[Start of RECORD EXTRACTS]

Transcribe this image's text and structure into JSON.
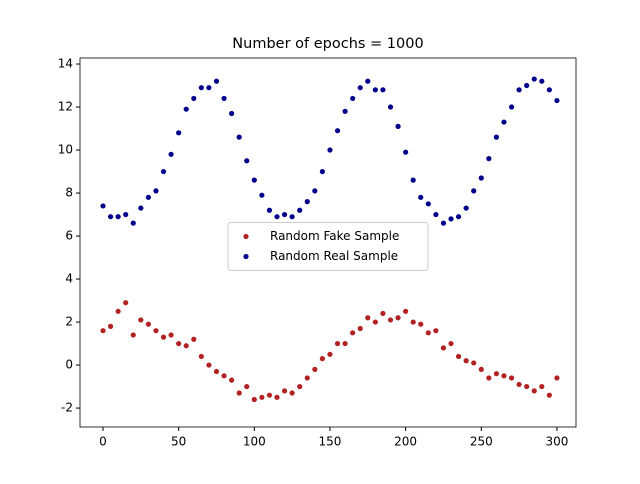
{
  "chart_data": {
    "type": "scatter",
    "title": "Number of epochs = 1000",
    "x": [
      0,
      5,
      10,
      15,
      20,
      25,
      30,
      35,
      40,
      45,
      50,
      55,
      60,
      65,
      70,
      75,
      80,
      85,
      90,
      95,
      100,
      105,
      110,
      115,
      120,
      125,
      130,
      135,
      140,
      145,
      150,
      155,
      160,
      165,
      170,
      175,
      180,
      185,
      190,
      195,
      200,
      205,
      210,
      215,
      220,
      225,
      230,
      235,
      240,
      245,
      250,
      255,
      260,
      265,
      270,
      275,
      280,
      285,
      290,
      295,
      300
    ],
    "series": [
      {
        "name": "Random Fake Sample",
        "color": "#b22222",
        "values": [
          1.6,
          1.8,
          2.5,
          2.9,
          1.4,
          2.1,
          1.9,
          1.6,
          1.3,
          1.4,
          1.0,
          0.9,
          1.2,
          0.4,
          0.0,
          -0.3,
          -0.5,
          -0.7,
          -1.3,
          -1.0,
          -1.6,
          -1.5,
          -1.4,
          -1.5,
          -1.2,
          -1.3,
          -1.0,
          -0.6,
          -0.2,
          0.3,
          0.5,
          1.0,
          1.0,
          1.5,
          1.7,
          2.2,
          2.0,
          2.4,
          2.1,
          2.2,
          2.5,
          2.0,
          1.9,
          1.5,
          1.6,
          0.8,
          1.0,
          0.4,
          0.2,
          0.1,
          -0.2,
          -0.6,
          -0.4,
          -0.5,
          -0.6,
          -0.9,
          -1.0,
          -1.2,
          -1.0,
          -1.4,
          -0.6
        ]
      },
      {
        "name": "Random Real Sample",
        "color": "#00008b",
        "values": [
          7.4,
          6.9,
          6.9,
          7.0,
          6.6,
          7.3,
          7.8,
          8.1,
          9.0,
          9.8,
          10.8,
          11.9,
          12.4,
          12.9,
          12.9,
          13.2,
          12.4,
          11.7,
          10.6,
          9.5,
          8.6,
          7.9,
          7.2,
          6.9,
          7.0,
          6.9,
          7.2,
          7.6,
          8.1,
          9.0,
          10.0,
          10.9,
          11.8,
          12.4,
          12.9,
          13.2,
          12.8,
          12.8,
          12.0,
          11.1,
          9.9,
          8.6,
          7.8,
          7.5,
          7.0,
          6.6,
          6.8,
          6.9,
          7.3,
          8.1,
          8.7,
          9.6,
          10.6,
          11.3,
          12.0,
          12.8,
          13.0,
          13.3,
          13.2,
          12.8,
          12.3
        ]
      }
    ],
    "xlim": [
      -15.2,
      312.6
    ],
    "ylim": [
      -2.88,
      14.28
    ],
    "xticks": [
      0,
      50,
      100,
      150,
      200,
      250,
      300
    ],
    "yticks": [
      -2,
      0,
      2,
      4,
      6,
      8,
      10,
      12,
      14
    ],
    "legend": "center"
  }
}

[End of RECORD EXTRACTS]

Reproduce the listing word for word and omit its pictures.

Transcribe this image's text and structure into JSON.
{
  "chart_data": {
    "type": "scatter",
    "title": "Number of epochs = 1000",
    "x": [
      0,
      5,
      10,
      15,
      20,
      25,
      30,
      35,
      40,
      45,
      50,
      55,
      60,
      65,
      70,
      75,
      80,
      85,
      90,
      95,
      100,
      105,
      110,
      115,
      120,
      125,
      130,
      135,
      140,
      145,
      150,
      155,
      160,
      165,
      170,
      175,
      180,
      185,
      190,
      195,
      200,
      205,
      210,
      215,
      220,
      225,
      230,
      235,
      240,
      245,
      250,
      255,
      260,
      265,
      270,
      275,
      280,
      285,
      290,
      295,
      300
    ],
    "series": [
      {
        "name": "Random Fake Sample",
        "color": "#b22222",
        "values": [
          1.6,
          1.8,
          2.5,
          2.9,
          1.4,
          2.1,
          1.9,
          1.6,
          1.3,
          1.4,
          1.0,
          0.9,
          1.2,
          0.4,
          0.0,
          -0.3,
          -0.5,
          -0.7,
          -1.3,
          -1.0,
          -1.6,
          -1.5,
          -1.4,
          -1.5,
          -1.2,
          -1.3,
          -1.0,
          -0.6,
          -0.2,
          0.3,
          0.5,
          1.0,
          1.0,
          1.5,
          1.7,
          2.2,
          2.0,
          2.4,
          2.1,
          2.2,
          2.5,
          2.0,
          1.9,
          1.5,
          1.6,
          0.8,
          1.0,
          0.4,
          0.2,
          0.1,
          -0.2,
          -0.6,
          -0.4,
          -0.5,
          -0.6,
          -0.9,
          -1.0,
          -1.2,
          -1.0,
          -1.4,
          -0.6
        ]
      },
      {
        "name": "Random Real Sample",
        "color": "#00008b",
        "values": [
          7.4,
          6.9,
          6.9,
          7.0,
          6.6,
          7.3,
          7.8,
          8.1,
          9.0,
          9.8,
          10.8,
          11.9,
          12.4,
          12.9,
          12.9,
          13.2,
          12.4,
          11.7,
          10.6,
          9.5,
          8.6,
          7.9,
          7.2,
          6.9,
          7.0,
          6.9,
          7.2,
          7.6,
          8.1,
          9.0,
          10.0,
          10.9,
          11.8,
          12.4,
          12.9,
          13.2,
          12.8,
          12.8,
          12.0,
          11.1,
          9.9,
          8.6,
          7.8,
          7.5,
          7.0,
          6.6,
          6.8,
          6.9,
          7.3,
          8.1,
          8.7,
          9.6,
          10.6,
          11.3,
          12.0,
          12.8,
          13.0,
          13.3,
          13.2,
          12.8,
          12.3
        ]
      }
    ],
    "xlim": [
      -15.2,
      312.6
    ],
    "ylim": [
      -2.88,
      14.28
    ],
    "xticks": [
      0,
      50,
      100,
      150,
      200,
      250,
      300
    ],
    "yticks": [
      -2,
      0,
      2,
      4,
      6,
      8,
      10,
      12,
      14
    ],
    "legend": "center"
  }
}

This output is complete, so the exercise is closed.